▶ **TASK OBJECTIVE**: Where a line contains the word "number", copy that line in full.

— start PROVIDED DATA —

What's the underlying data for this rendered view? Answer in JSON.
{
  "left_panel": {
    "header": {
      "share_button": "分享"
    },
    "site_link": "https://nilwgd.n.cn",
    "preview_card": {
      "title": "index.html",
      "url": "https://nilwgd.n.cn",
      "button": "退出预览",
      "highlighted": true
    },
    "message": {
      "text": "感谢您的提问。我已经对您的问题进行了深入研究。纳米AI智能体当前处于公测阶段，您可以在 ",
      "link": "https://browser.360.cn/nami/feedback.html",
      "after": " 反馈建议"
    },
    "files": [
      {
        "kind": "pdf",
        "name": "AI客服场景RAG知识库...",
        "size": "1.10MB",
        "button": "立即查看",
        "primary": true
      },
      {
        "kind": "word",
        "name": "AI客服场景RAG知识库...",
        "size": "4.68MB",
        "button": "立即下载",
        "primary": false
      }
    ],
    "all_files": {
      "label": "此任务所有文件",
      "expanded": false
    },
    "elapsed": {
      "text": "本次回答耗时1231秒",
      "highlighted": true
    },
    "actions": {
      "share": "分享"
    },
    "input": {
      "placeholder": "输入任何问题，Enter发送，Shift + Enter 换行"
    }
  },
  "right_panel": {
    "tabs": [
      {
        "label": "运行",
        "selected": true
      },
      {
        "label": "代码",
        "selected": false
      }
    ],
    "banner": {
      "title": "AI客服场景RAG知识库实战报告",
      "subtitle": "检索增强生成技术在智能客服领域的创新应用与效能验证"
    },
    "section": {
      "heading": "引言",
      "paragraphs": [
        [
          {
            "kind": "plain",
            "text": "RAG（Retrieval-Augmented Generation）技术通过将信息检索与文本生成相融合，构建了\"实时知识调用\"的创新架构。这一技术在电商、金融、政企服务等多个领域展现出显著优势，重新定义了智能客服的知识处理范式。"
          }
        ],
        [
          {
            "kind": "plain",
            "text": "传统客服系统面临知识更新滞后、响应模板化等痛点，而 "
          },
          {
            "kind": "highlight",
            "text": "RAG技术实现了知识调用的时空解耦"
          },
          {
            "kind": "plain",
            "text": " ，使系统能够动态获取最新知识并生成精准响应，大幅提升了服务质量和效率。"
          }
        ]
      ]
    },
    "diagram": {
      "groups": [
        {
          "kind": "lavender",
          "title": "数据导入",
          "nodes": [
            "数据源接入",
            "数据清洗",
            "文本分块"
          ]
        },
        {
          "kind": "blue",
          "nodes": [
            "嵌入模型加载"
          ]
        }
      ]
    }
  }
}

— end PROVIDED DATA —
— start PROVIDED DATA —

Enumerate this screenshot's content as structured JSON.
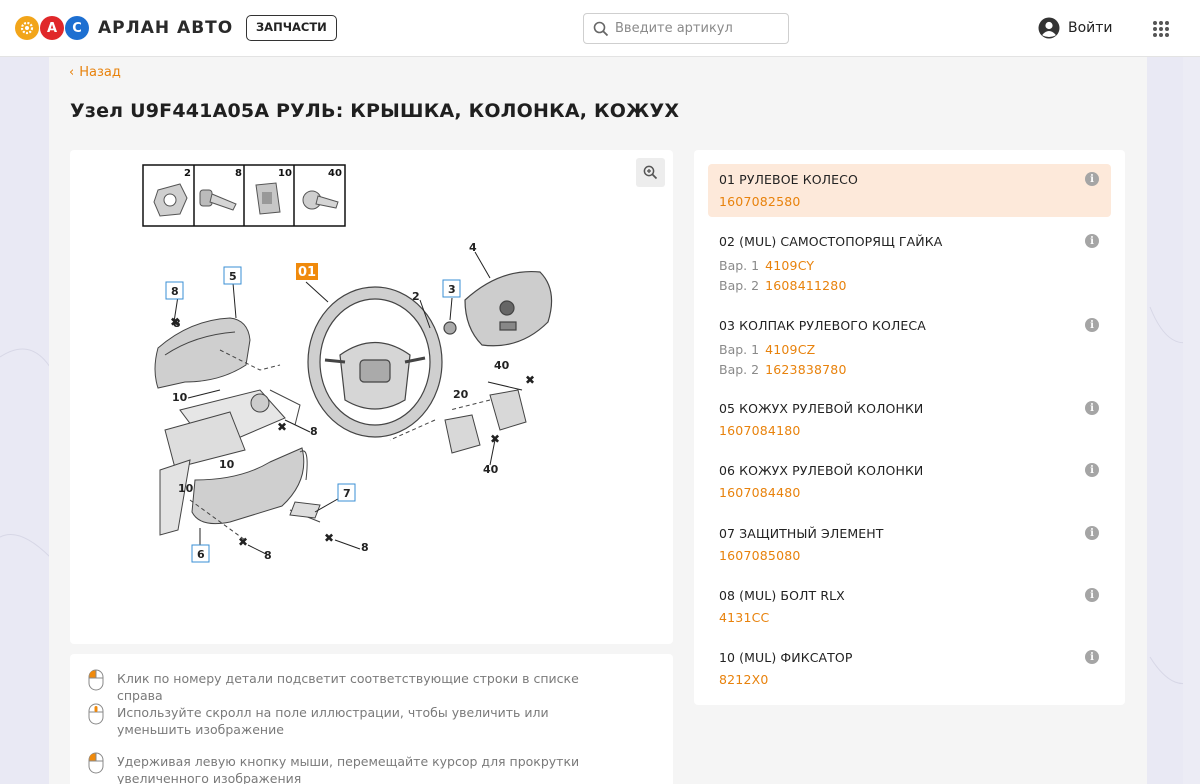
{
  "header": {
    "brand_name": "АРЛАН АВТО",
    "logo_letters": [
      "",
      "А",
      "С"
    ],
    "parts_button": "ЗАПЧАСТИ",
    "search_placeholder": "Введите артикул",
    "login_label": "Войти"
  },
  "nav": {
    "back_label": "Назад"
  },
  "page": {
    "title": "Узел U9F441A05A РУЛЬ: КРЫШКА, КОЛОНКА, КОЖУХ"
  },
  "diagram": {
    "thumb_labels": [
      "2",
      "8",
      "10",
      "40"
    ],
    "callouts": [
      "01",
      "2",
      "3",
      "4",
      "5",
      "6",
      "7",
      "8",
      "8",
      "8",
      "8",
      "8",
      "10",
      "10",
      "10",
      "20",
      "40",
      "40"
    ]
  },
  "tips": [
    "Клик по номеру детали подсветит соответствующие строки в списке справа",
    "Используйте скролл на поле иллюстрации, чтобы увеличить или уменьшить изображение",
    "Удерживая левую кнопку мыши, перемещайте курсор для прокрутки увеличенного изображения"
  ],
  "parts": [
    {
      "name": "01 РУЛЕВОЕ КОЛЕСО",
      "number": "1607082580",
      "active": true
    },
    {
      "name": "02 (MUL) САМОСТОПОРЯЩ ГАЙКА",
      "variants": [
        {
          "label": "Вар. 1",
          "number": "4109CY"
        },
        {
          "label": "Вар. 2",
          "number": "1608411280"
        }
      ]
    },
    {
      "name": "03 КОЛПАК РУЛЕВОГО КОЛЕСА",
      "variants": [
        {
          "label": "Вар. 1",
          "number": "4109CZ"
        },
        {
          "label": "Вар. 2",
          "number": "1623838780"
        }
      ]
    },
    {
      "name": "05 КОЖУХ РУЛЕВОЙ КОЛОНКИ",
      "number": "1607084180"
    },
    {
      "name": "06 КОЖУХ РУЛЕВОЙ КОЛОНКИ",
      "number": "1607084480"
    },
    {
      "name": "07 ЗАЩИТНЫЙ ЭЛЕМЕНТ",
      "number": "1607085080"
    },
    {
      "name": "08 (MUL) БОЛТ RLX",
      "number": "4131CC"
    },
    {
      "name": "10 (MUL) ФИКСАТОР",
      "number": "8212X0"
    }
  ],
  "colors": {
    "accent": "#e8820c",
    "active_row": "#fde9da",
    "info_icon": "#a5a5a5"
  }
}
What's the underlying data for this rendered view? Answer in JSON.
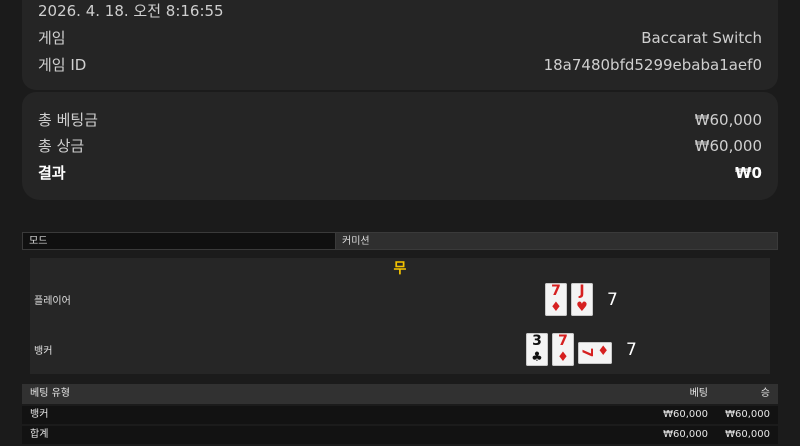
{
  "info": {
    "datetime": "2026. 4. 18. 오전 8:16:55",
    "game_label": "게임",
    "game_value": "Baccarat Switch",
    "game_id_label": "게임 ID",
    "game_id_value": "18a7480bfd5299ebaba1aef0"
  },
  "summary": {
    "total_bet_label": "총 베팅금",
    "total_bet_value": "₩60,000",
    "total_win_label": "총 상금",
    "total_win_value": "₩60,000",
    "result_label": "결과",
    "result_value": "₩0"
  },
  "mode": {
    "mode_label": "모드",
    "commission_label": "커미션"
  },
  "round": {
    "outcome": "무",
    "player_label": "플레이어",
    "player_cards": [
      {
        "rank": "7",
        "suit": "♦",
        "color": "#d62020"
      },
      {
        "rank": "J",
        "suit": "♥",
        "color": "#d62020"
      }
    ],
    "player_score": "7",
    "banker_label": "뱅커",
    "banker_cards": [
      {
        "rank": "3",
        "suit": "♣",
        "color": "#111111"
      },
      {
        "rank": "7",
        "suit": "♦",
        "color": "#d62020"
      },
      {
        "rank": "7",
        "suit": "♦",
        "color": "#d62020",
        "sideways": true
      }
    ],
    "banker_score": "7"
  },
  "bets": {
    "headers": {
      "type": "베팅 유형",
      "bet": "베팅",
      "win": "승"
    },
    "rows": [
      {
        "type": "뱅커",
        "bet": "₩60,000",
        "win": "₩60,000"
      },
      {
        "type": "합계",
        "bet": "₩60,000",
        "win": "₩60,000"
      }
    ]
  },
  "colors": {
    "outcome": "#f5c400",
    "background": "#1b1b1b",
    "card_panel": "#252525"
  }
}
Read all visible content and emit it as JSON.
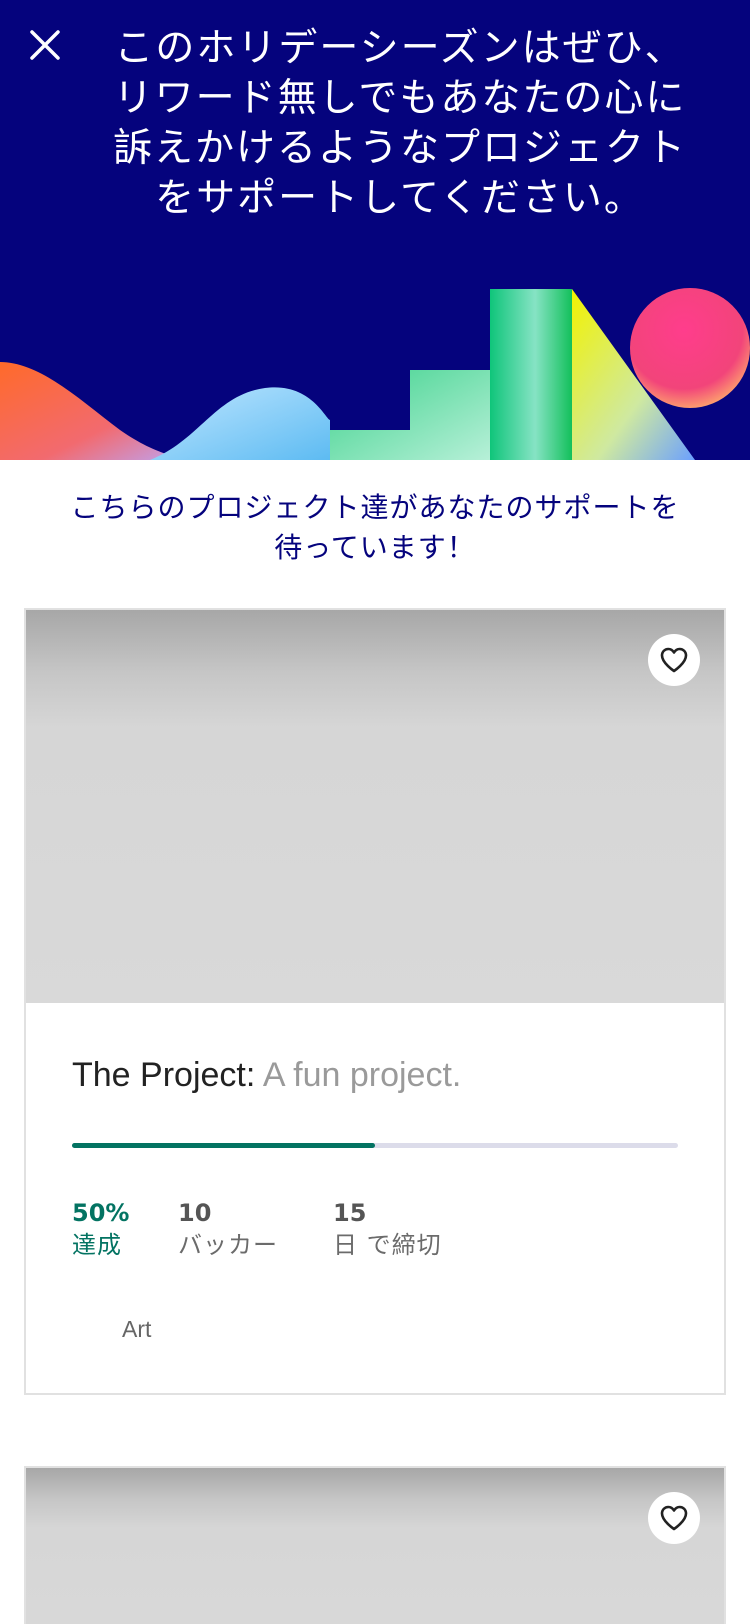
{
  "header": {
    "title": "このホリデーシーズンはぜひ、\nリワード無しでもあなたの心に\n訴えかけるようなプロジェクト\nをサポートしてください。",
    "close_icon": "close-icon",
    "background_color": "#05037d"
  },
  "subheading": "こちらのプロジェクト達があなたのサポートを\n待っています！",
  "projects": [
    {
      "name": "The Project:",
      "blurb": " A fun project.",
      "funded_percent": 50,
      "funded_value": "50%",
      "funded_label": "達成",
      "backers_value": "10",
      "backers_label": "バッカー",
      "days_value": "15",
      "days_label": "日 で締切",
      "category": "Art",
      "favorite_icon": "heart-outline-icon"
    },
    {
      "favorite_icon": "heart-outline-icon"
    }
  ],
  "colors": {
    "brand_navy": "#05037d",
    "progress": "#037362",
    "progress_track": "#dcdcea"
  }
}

— end PROVIDED DATA —

▶ **SOLUTION BELOW**:
      "number": "1607082580",
          "number": "4109CY"
          "number": "1608411280"
          "number": "4109CZ"
          "number": "1623838780"
      "number": "1607084180"
      "number": "1607084480"
      "number": "1607085080"
      "number": "4131CC"
      "number": "8212X0"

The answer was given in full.